> [Your task] Word for word, repeat the entries, minus the pictures.

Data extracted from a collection
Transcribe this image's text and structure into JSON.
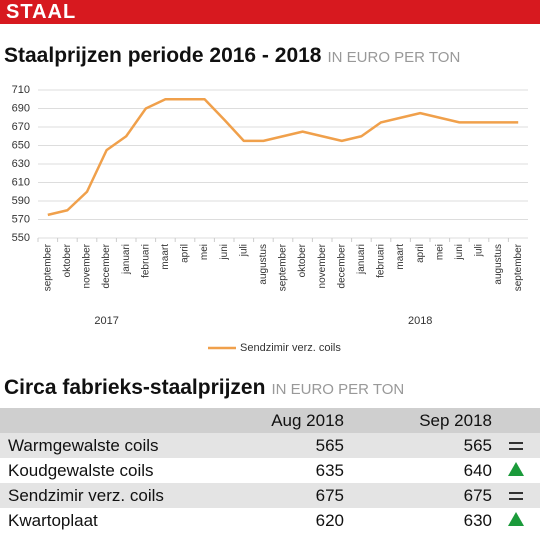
{
  "header": {
    "title": "STAAL"
  },
  "chart_data": {
    "type": "line",
    "title": "Staalprijzen periode 2016 - 2018",
    "subtitle": "IN EURO PER TON",
    "categories": [
      "september",
      "oktober",
      "november",
      "december",
      "januari",
      "februari",
      "maart",
      "april",
      "mei",
      "juni",
      "juli",
      "augustus",
      "september",
      "oktober",
      "november",
      "december",
      "januari",
      "februari",
      "maart",
      "april",
      "mei",
      "juni",
      "juli",
      "augustus",
      "september"
    ],
    "year_labels": [
      "2017",
      "2018"
    ],
    "series": [
      {
        "name": "Sendzimir verz. coils",
        "color": "#f0a04b",
        "values": [
          575,
          580,
          600,
          645,
          660,
          690,
          700,
          700,
          700,
          678,
          655,
          655,
          660,
          665,
          660,
          655,
          660,
          675,
          680,
          685,
          680,
          675,
          675,
          675,
          675
        ]
      }
    ],
    "ylim": [
      550,
      710
    ],
    "yticks": [
      550,
      570,
      590,
      610,
      630,
      650,
      670,
      690,
      710
    ],
    "grid": true,
    "legend": "bottom"
  },
  "table": {
    "title": "Circa fabrieks-staalprijzen",
    "subtitle": "IN EURO PER TON",
    "columns": [
      "Aug 2018",
      "Sep 2018"
    ],
    "rows": [
      [
        "Warmgewalste coils",
        565,
        565
      ],
      [
        "Koudgewalste coils",
        635,
        640
      ],
      [
        "Sendzimir verz. coils",
        675,
        675
      ],
      [
        "Kwartoplaat",
        620,
        630
      ]
    ]
  }
}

> [Answer to the problem]
Transcribe this image's text and structure into JSON.
{
  "header": {
    "title": "STAAL"
  },
  "chart_data": {
    "type": "line",
    "title": "Staalprijzen periode 2016 - 2018",
    "subtitle": "IN EURO PER TON",
    "categories": [
      "september",
      "oktober",
      "november",
      "december",
      "januari",
      "februari",
      "maart",
      "april",
      "mei",
      "juni",
      "juli",
      "augustus",
      "september",
      "oktober",
      "november",
      "december",
      "januari",
      "februari",
      "maart",
      "april",
      "mei",
      "juni",
      "juli",
      "augustus",
      "september"
    ],
    "year_labels": [
      "2017",
      "2018"
    ],
    "series": [
      {
        "name": "Sendzimir verz. coils",
        "color": "#f0a04b",
        "values": [
          575,
          580,
          600,
          645,
          660,
          690,
          700,
          700,
          700,
          678,
          655,
          655,
          660,
          665,
          660,
          655,
          660,
          675,
          680,
          685,
          680,
          675,
          675,
          675,
          675
        ]
      }
    ],
    "ylim": [
      550,
      710
    ],
    "yticks": [
      550,
      570,
      590,
      610,
      630,
      650,
      670,
      690,
      710
    ],
    "grid": true,
    "legend": "bottom"
  },
  "table": {
    "title": "Circa fabrieks-staalprijzen",
    "subtitle": "IN EURO PER TON",
    "columns": [
      "Aug 2018",
      "Sep 2018"
    ],
    "rows": [
      [
        "Warmgewalste coils",
        565,
        565
      ],
      [
        "Koudgewalste coils",
        635,
        640
      ],
      [
        "Sendzimir verz. coils",
        675,
        675
      ],
      [
        "Kwartoplaat",
        620,
        630
      ]
    ]
  }
}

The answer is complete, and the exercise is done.